Start of Excerpted data

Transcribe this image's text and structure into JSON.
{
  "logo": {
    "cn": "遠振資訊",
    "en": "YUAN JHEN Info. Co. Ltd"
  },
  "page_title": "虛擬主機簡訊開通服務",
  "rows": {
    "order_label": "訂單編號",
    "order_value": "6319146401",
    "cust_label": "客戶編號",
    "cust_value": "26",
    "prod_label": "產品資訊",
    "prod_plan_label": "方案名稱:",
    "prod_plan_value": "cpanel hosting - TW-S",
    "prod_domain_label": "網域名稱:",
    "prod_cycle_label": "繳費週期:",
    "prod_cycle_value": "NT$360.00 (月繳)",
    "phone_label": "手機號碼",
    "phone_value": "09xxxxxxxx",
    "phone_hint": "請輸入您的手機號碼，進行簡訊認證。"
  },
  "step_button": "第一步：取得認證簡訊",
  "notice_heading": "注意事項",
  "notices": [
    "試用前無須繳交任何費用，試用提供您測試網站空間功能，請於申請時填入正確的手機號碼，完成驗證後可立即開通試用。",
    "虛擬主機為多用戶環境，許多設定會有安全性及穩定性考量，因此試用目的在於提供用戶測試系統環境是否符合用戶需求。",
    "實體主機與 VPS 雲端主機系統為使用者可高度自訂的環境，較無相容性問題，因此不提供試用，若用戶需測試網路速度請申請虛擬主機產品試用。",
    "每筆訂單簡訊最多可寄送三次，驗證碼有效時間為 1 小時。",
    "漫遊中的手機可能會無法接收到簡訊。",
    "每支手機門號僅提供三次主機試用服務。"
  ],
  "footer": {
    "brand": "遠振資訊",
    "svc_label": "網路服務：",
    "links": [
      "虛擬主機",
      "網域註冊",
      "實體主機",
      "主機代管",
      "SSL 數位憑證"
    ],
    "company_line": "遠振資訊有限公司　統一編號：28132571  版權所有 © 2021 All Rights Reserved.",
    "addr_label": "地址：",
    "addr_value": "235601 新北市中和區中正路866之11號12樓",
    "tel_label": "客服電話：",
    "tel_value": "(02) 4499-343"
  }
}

End of Excerpted data

== Given task ==
Copy out each record exactly as given, omitting none.

== Answer to this problem ==
Transcribe this image's text and structure into JSON.
{
  "logo": {
    "cn": "遠振資訊",
    "en": "YUAN JHEN Info. Co. Ltd"
  },
  "page_title": "虛擬主機簡訊開通服務",
  "rows": {
    "order_label": "訂單編號",
    "order_value": "6319146401",
    "cust_label": "客戶編號",
    "cust_value": "26",
    "prod_label": "產品資訊",
    "prod_plan_label": "方案名稱:",
    "prod_plan_value": "cpanel hosting - TW-S",
    "prod_domain_label": "網域名稱:",
    "prod_cycle_label": "繳費週期:",
    "prod_cycle_value": "NT$360.00 (月繳)",
    "phone_label": "手機號碼",
    "phone_value": "09xxxxxxxx",
    "phone_hint": "請輸入您的手機號碼，進行簡訊認證。"
  },
  "step_button": "第一步：取得認證簡訊",
  "notice_heading": "注意事項",
  "notices": [
    "試用前無須繳交任何費用，試用提供您測試網站空間功能，請於申請時填入正確的手機號碼，完成驗證後可立即開通試用。",
    "虛擬主機為多用戶環境，許多設定會有安全性及穩定性考量，因此試用目的在於提供用戶測試系統環境是否符合用戶需求。",
    "實體主機與 VPS 雲端主機系統為使用者可高度自訂的環境，較無相容性問題，因此不提供試用，若用戶需測試網路速度請申請虛擬主機產品試用。",
    "每筆訂單簡訊最多可寄送三次，驗證碼有效時間為 1 小時。",
    "漫遊中的手機可能會無法接收到簡訊。",
    "每支手機門號僅提供三次主機試用服務。"
  ],
  "footer": {
    "brand": "遠振資訊",
    "svc_label": "網路服務：",
    "links": [
      "虛擬主機",
      "網域註冊",
      "實體主機",
      "主機代管",
      "SSL 數位憑證"
    ],
    "company_line": "遠振資訊有限公司　統一編號：28132571  版權所有 © 2021 All Rights Reserved.",
    "addr_label": "地址：",
    "addr_value": "235601 新北市中和區中正路866之11號12樓",
    "tel_label": "客服電話：",
    "tel_value": "(02) 4499-343"
  }
}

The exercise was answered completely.